WORK TO COMPLETE: Everything in the data should be repeated exactly, save for the images.

EXERCISE INPUTS:
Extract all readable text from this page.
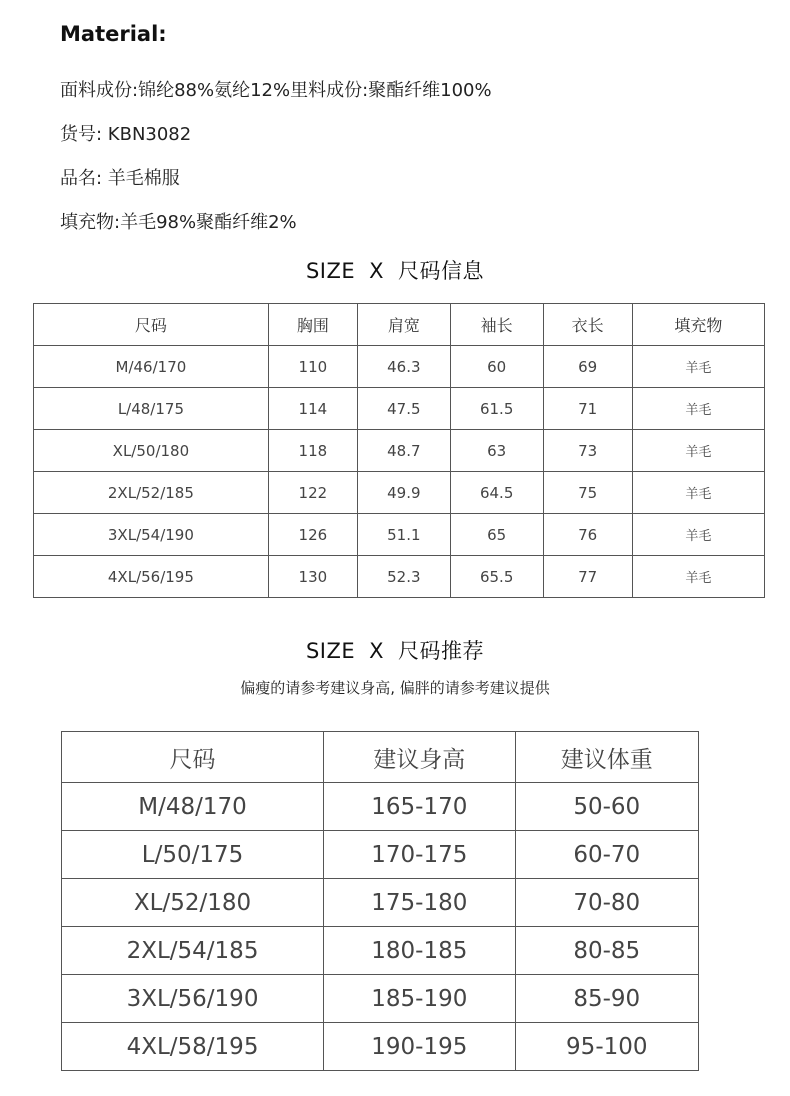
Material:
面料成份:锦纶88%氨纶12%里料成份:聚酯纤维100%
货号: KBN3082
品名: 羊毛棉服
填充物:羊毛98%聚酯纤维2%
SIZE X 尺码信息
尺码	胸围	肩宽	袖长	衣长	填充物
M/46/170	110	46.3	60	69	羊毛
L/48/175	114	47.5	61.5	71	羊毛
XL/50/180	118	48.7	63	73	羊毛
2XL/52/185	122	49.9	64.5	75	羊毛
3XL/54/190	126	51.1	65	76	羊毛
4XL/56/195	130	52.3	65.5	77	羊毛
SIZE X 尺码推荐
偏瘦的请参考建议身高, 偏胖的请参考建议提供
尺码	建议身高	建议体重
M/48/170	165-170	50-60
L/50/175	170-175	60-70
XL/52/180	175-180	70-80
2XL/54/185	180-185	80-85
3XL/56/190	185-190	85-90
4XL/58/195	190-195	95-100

EXERCISE SOLUTION:
Extract all readable text from this page.
Material:
面料成份:锦纶88%氨纶12%里料成份:聚酯纤维100%
货号: KBN3082
品名: 羊毛棉服
填充物:羊毛98%聚酯纤维2%
SIZE X 尺码信息
尺码	胸围	肩宽	袖长	衣长	填充物
M/46/170	110	46.3	60	69	羊毛
L/48/175	114	47.5	61.5	71	羊毛
XL/50/180	118	48.7	63	73	羊毛
2XL/52/185	122	49.9	64.5	75	羊毛
3XL/54/190	126	51.1	65	76	羊毛
4XL/56/195	130	52.3	65.5	77	羊毛
SIZE X 尺码推荐
偏瘦的请参考建议身高, 偏胖的请参考建议提供
尺码	建议身高	建议体重
M/48/170	165-170	50-60
L/50/175	170-175	60-70
XL/52/180	175-180	70-80
2XL/54/185	180-185	80-85
3XL/56/190	185-190	85-90
4XL/58/195	190-195	95-100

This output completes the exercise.